* Directive
Identify all lines in the listing that include the word "snie", and copy them out.

[Start The input]

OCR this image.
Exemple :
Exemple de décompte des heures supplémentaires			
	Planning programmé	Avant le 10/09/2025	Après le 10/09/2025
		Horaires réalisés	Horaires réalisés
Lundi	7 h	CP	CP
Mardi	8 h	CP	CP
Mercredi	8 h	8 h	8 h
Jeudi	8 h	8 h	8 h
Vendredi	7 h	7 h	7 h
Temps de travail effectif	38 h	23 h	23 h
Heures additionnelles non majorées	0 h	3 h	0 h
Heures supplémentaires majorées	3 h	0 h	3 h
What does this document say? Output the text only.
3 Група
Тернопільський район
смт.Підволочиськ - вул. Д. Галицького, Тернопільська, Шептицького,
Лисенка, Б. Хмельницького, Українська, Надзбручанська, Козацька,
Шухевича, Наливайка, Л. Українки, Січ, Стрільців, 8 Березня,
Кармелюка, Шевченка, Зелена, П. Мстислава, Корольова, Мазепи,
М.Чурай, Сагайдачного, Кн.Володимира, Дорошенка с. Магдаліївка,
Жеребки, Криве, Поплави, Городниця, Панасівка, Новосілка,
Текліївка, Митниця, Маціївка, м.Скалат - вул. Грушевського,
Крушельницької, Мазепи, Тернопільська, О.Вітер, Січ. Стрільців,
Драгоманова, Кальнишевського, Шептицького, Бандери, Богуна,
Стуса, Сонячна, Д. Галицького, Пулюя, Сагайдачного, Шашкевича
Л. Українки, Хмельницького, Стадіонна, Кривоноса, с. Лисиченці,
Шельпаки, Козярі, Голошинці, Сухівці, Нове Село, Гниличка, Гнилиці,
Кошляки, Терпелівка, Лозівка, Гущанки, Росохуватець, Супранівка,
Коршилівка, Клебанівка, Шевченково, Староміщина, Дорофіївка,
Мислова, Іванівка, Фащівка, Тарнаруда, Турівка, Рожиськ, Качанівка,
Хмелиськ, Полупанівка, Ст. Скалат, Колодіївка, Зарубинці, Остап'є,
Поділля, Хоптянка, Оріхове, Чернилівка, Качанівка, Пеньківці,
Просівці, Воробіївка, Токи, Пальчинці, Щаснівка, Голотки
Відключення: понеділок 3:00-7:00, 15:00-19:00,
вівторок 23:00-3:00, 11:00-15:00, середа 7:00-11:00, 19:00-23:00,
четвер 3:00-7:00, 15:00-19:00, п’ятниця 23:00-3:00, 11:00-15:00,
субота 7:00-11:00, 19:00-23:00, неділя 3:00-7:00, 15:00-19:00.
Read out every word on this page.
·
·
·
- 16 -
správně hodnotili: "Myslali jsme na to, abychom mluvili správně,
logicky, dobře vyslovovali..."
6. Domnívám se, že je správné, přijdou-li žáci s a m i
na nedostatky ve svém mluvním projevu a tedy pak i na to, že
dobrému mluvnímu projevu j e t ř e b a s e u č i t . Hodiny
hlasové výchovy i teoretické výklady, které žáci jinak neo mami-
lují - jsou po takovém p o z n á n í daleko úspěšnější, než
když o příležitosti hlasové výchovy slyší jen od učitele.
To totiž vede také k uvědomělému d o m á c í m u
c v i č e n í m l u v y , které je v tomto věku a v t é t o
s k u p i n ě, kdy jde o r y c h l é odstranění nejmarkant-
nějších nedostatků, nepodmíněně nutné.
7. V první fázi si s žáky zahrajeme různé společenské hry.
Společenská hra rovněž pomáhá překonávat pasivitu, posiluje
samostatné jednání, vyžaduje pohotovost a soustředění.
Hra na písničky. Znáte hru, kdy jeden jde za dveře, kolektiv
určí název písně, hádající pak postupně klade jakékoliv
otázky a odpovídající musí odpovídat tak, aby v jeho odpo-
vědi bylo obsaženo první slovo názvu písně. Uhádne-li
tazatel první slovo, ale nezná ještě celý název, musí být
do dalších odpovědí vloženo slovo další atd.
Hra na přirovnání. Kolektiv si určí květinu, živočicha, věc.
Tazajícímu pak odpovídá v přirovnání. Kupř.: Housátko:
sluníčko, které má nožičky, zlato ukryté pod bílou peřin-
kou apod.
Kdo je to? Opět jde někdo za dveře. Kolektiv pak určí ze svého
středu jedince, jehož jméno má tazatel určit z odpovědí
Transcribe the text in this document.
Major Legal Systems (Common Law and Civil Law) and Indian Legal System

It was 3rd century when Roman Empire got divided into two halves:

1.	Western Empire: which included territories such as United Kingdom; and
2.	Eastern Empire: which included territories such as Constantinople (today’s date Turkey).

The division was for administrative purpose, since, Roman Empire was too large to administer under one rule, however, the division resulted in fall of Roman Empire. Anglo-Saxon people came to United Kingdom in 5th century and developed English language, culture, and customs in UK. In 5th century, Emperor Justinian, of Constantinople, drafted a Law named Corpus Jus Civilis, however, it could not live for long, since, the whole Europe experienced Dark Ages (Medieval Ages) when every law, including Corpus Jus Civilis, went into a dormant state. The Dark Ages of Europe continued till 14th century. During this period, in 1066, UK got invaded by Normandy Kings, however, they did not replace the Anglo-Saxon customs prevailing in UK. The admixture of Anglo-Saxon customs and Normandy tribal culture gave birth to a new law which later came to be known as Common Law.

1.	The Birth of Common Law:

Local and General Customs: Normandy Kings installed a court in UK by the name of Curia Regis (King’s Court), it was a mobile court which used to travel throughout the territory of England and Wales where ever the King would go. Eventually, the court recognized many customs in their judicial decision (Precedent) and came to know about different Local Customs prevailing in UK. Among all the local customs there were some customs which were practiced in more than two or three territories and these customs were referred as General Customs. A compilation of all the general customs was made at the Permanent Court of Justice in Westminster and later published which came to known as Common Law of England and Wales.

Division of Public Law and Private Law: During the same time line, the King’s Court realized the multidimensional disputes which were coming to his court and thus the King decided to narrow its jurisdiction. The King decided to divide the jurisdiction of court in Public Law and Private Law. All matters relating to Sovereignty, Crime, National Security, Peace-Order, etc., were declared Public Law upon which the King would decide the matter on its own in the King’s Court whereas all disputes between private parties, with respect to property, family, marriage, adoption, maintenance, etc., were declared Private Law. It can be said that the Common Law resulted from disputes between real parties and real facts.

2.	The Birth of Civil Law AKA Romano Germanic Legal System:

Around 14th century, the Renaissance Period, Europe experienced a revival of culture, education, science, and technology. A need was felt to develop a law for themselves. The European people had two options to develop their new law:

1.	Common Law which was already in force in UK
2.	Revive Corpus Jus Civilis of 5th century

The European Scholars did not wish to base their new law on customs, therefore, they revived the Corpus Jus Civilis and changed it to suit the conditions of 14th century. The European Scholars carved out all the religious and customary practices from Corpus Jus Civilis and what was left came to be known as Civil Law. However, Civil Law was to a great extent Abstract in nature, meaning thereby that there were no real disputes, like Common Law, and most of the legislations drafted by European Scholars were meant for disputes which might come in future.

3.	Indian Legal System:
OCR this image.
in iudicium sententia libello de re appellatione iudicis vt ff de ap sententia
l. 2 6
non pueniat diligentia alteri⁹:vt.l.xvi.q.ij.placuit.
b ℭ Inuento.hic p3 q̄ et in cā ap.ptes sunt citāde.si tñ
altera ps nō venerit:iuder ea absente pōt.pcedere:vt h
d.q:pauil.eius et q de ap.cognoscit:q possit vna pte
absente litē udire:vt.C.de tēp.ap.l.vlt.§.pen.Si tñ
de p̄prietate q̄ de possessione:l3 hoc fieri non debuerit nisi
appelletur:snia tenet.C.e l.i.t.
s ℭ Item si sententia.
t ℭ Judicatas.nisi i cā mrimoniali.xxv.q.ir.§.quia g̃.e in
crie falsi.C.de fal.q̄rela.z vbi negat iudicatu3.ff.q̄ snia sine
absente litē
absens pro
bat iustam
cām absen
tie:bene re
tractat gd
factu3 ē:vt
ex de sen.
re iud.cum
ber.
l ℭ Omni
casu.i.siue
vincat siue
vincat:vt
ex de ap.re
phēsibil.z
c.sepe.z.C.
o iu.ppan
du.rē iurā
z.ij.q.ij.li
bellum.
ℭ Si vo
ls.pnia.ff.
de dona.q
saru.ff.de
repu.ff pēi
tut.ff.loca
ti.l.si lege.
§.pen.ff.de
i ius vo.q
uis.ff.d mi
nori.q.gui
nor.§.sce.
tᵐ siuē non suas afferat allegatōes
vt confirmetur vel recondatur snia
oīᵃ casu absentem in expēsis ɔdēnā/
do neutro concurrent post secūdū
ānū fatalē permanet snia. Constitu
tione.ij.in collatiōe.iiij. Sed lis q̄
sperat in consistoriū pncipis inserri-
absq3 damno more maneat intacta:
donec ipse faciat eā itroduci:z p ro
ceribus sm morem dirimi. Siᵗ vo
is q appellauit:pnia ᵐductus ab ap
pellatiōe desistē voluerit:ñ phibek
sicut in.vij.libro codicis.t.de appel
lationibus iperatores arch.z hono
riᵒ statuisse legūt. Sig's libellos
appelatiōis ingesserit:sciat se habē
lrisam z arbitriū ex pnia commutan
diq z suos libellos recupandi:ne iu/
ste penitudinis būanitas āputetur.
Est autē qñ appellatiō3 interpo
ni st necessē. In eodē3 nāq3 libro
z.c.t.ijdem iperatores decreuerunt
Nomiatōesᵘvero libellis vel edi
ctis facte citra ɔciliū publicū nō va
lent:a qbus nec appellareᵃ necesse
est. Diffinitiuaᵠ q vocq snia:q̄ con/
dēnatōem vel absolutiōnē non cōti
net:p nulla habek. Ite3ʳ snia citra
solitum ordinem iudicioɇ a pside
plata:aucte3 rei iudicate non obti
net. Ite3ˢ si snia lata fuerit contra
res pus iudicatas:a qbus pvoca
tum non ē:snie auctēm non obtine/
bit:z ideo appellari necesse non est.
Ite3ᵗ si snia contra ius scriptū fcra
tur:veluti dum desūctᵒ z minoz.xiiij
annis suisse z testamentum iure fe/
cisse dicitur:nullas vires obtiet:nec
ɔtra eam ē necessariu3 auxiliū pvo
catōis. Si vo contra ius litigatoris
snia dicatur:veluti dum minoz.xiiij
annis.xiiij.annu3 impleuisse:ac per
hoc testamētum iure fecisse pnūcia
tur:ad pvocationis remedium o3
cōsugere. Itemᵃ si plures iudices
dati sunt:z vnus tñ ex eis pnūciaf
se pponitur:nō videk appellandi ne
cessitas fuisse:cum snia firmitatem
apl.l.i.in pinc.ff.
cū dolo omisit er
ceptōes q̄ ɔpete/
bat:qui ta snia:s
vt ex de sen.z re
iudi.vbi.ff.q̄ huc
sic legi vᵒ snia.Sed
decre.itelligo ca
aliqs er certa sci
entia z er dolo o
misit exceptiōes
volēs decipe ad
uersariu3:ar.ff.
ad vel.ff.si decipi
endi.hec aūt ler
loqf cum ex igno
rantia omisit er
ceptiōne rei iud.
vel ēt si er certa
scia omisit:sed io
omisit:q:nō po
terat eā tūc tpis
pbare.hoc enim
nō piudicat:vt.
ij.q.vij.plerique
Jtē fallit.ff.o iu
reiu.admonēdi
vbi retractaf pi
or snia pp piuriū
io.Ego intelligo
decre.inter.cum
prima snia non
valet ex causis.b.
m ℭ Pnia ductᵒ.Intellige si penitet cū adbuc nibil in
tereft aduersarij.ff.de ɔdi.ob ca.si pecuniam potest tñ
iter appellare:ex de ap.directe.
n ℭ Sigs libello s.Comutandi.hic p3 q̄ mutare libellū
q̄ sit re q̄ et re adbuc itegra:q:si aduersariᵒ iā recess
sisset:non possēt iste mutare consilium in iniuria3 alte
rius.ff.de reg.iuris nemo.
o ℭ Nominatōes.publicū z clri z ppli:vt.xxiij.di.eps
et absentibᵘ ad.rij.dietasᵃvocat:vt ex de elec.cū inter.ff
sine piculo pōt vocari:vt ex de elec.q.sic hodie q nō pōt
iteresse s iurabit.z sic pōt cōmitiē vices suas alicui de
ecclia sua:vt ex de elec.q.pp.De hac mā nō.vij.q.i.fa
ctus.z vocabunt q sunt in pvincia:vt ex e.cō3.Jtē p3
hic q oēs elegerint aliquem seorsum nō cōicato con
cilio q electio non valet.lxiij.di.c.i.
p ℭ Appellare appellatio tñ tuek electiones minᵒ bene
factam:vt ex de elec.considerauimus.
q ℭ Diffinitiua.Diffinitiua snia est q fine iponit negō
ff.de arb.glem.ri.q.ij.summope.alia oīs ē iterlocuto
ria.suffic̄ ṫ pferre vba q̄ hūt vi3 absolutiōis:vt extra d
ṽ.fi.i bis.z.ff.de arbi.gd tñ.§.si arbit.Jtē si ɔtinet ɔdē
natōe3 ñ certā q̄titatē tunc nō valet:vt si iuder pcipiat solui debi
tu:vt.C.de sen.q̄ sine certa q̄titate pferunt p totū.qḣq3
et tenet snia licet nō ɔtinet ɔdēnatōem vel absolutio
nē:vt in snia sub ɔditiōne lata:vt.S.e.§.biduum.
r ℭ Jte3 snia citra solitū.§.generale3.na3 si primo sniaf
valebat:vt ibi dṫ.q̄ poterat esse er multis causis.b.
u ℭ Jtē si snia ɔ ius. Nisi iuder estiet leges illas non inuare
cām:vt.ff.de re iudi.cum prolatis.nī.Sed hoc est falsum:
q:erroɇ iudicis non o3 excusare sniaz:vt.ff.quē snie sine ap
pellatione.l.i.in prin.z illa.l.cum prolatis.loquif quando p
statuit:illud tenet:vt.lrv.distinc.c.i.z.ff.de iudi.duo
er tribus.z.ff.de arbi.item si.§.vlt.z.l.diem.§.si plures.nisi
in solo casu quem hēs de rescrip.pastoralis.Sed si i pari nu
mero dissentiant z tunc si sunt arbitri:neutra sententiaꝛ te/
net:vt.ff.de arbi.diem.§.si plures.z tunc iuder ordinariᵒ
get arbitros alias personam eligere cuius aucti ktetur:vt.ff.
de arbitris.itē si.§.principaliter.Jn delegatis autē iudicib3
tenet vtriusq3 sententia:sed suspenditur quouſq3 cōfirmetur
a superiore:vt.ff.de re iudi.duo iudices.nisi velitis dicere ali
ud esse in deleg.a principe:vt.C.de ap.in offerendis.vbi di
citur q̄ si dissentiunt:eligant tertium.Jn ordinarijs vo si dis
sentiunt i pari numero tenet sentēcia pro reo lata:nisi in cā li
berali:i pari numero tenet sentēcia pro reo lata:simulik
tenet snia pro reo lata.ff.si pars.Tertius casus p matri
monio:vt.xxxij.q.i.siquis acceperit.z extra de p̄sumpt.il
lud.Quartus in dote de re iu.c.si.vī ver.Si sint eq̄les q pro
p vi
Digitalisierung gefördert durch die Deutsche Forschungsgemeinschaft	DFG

[End The input]

* Solution
tum non ē:snie auctēm non obtine/
q:erroɇ iudicis non o3 excusare sniaz:vt.ff.quē snie sine ap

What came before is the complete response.